[Figure contents as structured data]
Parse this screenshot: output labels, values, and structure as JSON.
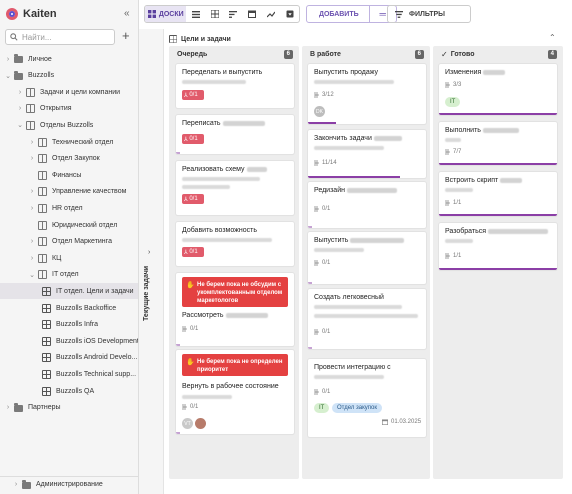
{
  "app": {
    "name": "Kaiten"
  },
  "sidebar": {
    "search_placeholder": "Найти...",
    "items": [
      {
        "label": "Личное",
        "type": "folder",
        "chevron": "›"
      },
      {
        "label": "Buzzolls",
        "type": "folder",
        "chevron": "⌄"
      },
      {
        "label": "Задачи и цели компании",
        "type": "space",
        "chevron": "›"
      },
      {
        "label": "Открытия",
        "type": "space",
        "chevron": "›"
      },
      {
        "label": "Отделы Buzzolls",
        "type": "space",
        "chevron": "⌄"
      },
      {
        "label": "Технический отдел",
        "type": "space",
        "chevron": "›"
      },
      {
        "label": "Отдел Закупок",
        "type": "space",
        "chevron": "›"
      },
      {
        "label": "Финансы",
        "type": "space",
        "chevron": ""
      },
      {
        "label": "Управление качеством",
        "type": "space",
        "chevron": "›"
      },
      {
        "label": "HR отдел",
        "type": "space",
        "chevron": "›"
      },
      {
        "label": "Юридический отдел",
        "type": "space",
        "chevron": ""
      },
      {
        "label": "Отдел Маркетинга",
        "type": "space",
        "chevron": "›"
      },
      {
        "label": "КЦ",
        "type": "space",
        "chevron": "›"
      },
      {
        "label": "IT отдел",
        "type": "space",
        "chevron": "⌄"
      },
      {
        "label": "IT отдел. Цели и задачи",
        "type": "board",
        "chevron": ""
      },
      {
        "label": "Buzzolls Backoffice",
        "type": "board",
        "chevron": ""
      },
      {
        "label": "Buzzolls Infra",
        "type": "board",
        "chevron": ""
      },
      {
        "label": "Buzzolls iOS Development",
        "type": "board",
        "chevron": ""
      },
      {
        "label": "Buzzolls Android Develo...",
        "type": "board",
        "chevron": ""
      },
      {
        "label": "Buzzolls Technical supp...",
        "type": "board",
        "chevron": ""
      },
      {
        "label": "Buzzolls QA",
        "type": "board",
        "chevron": ""
      },
      {
        "label": "Партнеры",
        "type": "folder",
        "chevron": "›"
      }
    ],
    "admin": "Администрирование"
  },
  "toolbar": {
    "view_boards": "ДОСКИ",
    "add_card": "ДОБАВИТЬ",
    "filters": "ФИЛЬТРЫ"
  },
  "lane": {
    "label": "Текущие задачи"
  },
  "board": {
    "title": "Цели и задачи"
  },
  "columns": [
    {
      "title": "Очередь",
      "count": "6"
    },
    {
      "title": "В работе",
      "count": "6"
    },
    {
      "title": "Готово",
      "count": "4"
    }
  ],
  "cards": {
    "q1": {
      "title": "Переделать и выпустить",
      "check": "0/1"
    },
    "q2": {
      "title": "Переписать",
      "check": "0/1"
    },
    "q3": {
      "title": "Реализовать схему",
      "check": "0/1"
    },
    "q4": {
      "title": "Добавить возможность",
      "check": "0/1"
    },
    "q5": {
      "note": "Не берем пока не обсудим с укомплектованным отделом маркетологов",
      "title": "Рассмотреть",
      "check": "0/1"
    },
    "q6": {
      "note": "Не берем пока не определен приоритет",
      "title": "Вернуть в рабочее состояние",
      "check": "0/1",
      "avatar": "VT"
    },
    "w1": {
      "title": "Выпустить продажу",
      "check": "3/12",
      "avatar": "DK"
    },
    "w2": {
      "title": "Закончить задачи",
      "check": "11/14"
    },
    "w3": {
      "title": "Редизайн",
      "check": "0/1"
    },
    "w4": {
      "title": "Выпустить",
      "check": "0/1"
    },
    "w5": {
      "title": "Создать легковесный",
      "check": "0/1"
    },
    "w6": {
      "title": "Провести интеграцию с",
      "check": "0/1",
      "tag1": "IT",
      "tag2": "Отдел закупок",
      "date": "01.03.2025"
    },
    "d1": {
      "title": "Изменения",
      "check": "3/3",
      "tag": "IT"
    },
    "d2": {
      "title": "Выполнить",
      "check": "7/7"
    },
    "d3": {
      "title": "Встроить скрипт",
      "check": "1/1"
    },
    "d4": {
      "title": "Разобраться",
      "check": "1/1"
    }
  },
  "colors": {
    "accent": "#6b52b0",
    "status_purple": "#8b3fa6",
    "alert_red": "#e44141",
    "checklist_red": "#e15b6b"
  }
}
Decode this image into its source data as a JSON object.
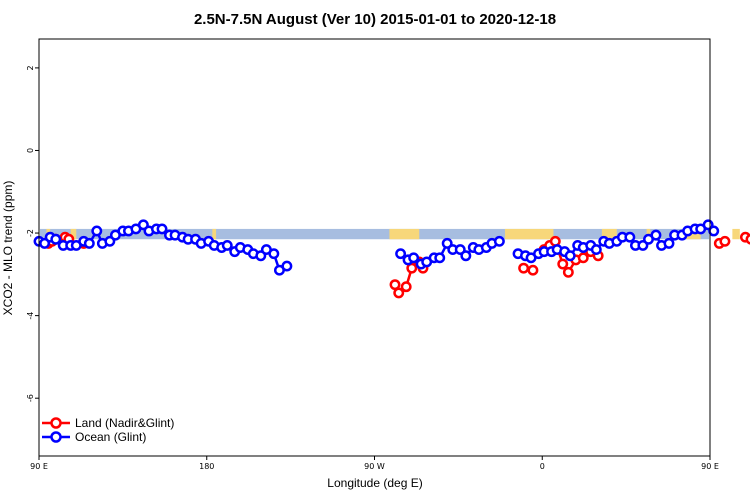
{
  "chart_data": {
    "type": "line",
    "title": "2.5N-7.5N August (Ver 10)   2015-01-01 to 2020-12-18",
    "xlabel": "Longitude (deg E)",
    "ylabel": "XCO2 - MLO trend (ppm)",
    "xlim": [
      90,
      450
    ],
    "ylim": [
      -7.4,
      2.7
    ],
    "x_ticks": [
      {
        "value": 90,
        "label": "90 E"
      },
      {
        "value": 180,
        "label": "180"
      },
      {
        "value": 270,
        "label": "90 W"
      },
      {
        "value": 360,
        "label": "0"
      },
      {
        "value": 450,
        "label": "90 E"
      },
      {
        "value": 540,
        "label": "180"
      }
    ],
    "y_ticks": [
      {
        "value": 2,
        "label": "2"
      },
      {
        "value": 0,
        "label": "0"
      },
      {
        "value": -2,
        "label": "-2"
      },
      {
        "value": -4,
        "label": "-4"
      },
      {
        "value": -6,
        "label": "-6"
      }
    ],
    "grid": false,
    "legend_position": "bottom-left",
    "land_band": {
      "y_top": -1.9,
      "y_bottom": -2.15,
      "ocean_color": "#a7bde0",
      "land_color": "#f7d77a",
      "land_segments": [
        [
          94,
          96
        ],
        [
          107,
          110
        ],
        [
          183,
          185
        ],
        [
          278,
          294
        ],
        [
          340,
          366
        ],
        [
          392,
          400
        ],
        [
          416,
          418
        ],
        [
          436,
          445
        ],
        [
          462,
          466
        ],
        [
          478,
          480
        ]
      ]
    },
    "series": [
      {
        "name": "Land (Nadir&Glint)",
        "color": "#ff0000",
        "segments": [
          [
            [
              95,
              -2.25
            ],
            [
              97,
              -2.2
            ],
            [
              99,
              -2.15
            ]
          ],
          [
            [
              104,
              -2.1
            ],
            [
              106,
              -2.15
            ]
          ],
          [
            [
              114,
              -2.25
            ]
          ],
          [
            [
              281,
              -3.25
            ],
            [
              283,
              -3.45
            ],
            [
              287,
              -3.3
            ],
            [
              290,
              -2.85
            ],
            [
              294,
              -2.7
            ],
            [
              296,
              -2.85
            ]
          ],
          [
            [
              350,
              -2.85
            ],
            [
              355,
              -2.9
            ]
          ],
          [
            [
              361,
              -2.4
            ],
            [
              364,
              -2.3
            ],
            [
              367,
              -2.2
            ],
            [
              371,
              -2.75
            ],
            [
              374,
              -2.95
            ],
            [
              378,
              -2.65
            ],
            [
              382,
              -2.6
            ],
            [
              386,
              -2.45
            ],
            [
              390,
              -2.55
            ]
          ],
          [
            [
              455,
              -2.25
            ],
            [
              458,
              -2.2
            ]
          ],
          [
            [
              469,
              -2.1
            ],
            [
              472,
              -2.15
            ],
            [
              476,
              -2.25
            ]
          ]
        ]
      },
      {
        "name": "Ocean (Glint)",
        "color": "#0000ff",
        "segments": [
          [
            [
              90,
              -2.2
            ],
            [
              93,
              -2.25
            ],
            [
              96,
              -2.1
            ],
            [
              99,
              -2.15
            ],
            [
              103,
              -2.3
            ],
            [
              107,
              -2.3
            ],
            [
              110,
              -2.3
            ],
            [
              114,
              -2.2
            ],
            [
              117,
              -2.25
            ],
            [
              121,
              -1.95
            ],
            [
              124,
              -2.25
            ],
            [
              128,
              -2.2
            ],
            [
              131,
              -2.05
            ],
            [
              135,
              -1.95
            ],
            [
              138,
              -1.95
            ],
            [
              142,
              -1.9
            ],
            [
              146,
              -1.8
            ],
            [
              149,
              -1.95
            ],
            [
              153,
              -1.9
            ],
            [
              156,
              -1.9
            ],
            [
              160,
              -2.05
            ],
            [
              163,
              -2.05
            ],
            [
              167,
              -2.1
            ],
            [
              170,
              -2.15
            ],
            [
              174,
              -2.15
            ],
            [
              177,
              -2.25
            ],
            [
              181,
              -2.2
            ],
            [
              184,
              -2.3
            ],
            [
              188,
              -2.35
            ],
            [
              191,
              -2.3
            ],
            [
              195,
              -2.45
            ],
            [
              198,
              -2.35
            ],
            [
              202,
              -2.4
            ],
            [
              205,
              -2.5
            ],
            [
              209,
              -2.55
            ],
            [
              212,
              -2.4
            ],
            [
              216,
              -2.5
            ],
            [
              219,
              -2.9
            ],
            [
              223,
              -2.8
            ]
          ],
          [
            [
              284,
              -2.5
            ],
            [
              288,
              -2.65
            ],
            [
              291,
              -2.6
            ],
            [
              295,
              -2.75
            ],
            [
              298,
              -2.7
            ],
            [
              302,
              -2.6
            ],
            [
              305,
              -2.6
            ],
            [
              309,
              -2.25
            ],
            [
              312,
              -2.4
            ],
            [
              316,
              -2.4
            ],
            [
              319,
              -2.55
            ],
            [
              323,
              -2.35
            ],
            [
              326,
              -2.4
            ],
            [
              330,
              -2.35
            ],
            [
              333,
              -2.25
            ],
            [
              337,
              -2.2
            ]
          ],
          [
            [
              347,
              -2.5
            ],
            [
              351,
              -2.55
            ],
            [
              354,
              -2.6
            ],
            [
              358,
              -2.5
            ],
            [
              361,
              -2.45
            ],
            [
              365,
              -2.45
            ],
            [
              368,
              -2.4
            ],
            [
              372,
              -2.45
            ],
            [
              375,
              -2.55
            ],
            [
              379,
              -2.3
            ],
            [
              382,
              -2.35
            ],
            [
              386,
              -2.3
            ],
            [
              389,
              -2.4
            ],
            [
              393,
              -2.2
            ],
            [
              396,
              -2.25
            ],
            [
              400,
              -2.2
            ],
            [
              403,
              -2.1
            ],
            [
              407,
              -2.1
            ],
            [
              410,
              -2.3
            ],
            [
              414,
              -2.3
            ],
            [
              417,
              -2.15
            ],
            [
              421,
              -2.05
            ],
            [
              424,
              -2.3
            ],
            [
              428,
              -2.25
            ],
            [
              431,
              -2.05
            ],
            [
              435,
              -2.05
            ],
            [
              438,
              -1.95
            ],
            [
              442,
              -1.9
            ],
            [
              445,
              -1.9
            ],
            [
              449,
              -1.8
            ],
            [
              452,
              -1.95
            ]
          ]
        ]
      }
    ]
  }
}
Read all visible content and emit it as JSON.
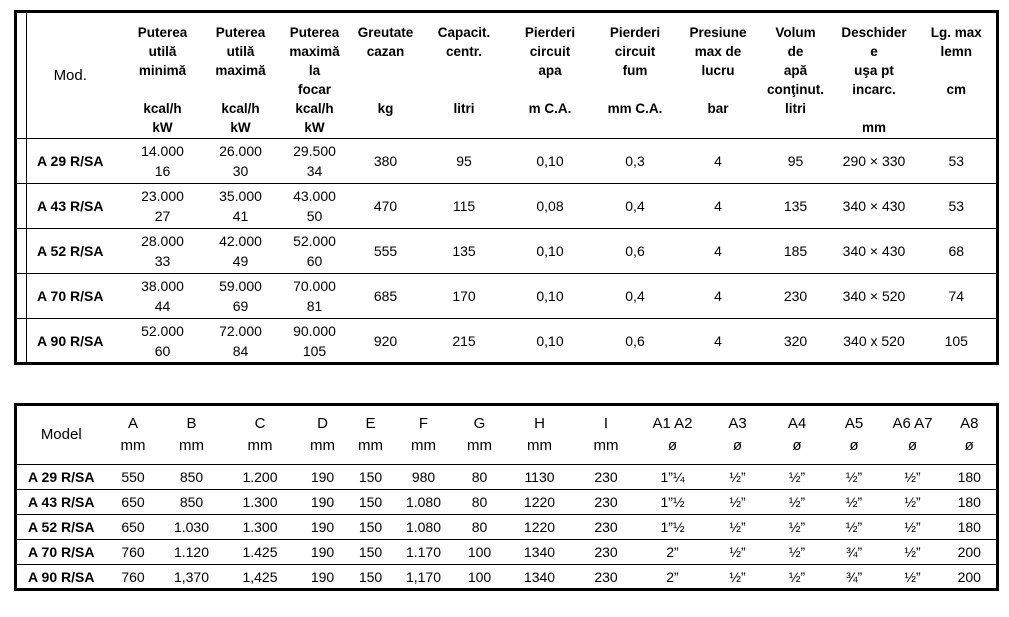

» **What is expected**: Show all lines above holding "Buzzolls".

» **The output**:
        "label": "Buzzolls",
        "label": "Отделы Buzzolls",
        "label": "Buzzolls Backoffice",
        "label": "Buzzolls Infra",
        "label": "Buzzolls iOS Development",
        "label": "Buzzolls Android Develo...",
        "label": "Buzzolls Technical supp...",
        "label": "Buzzolls QA",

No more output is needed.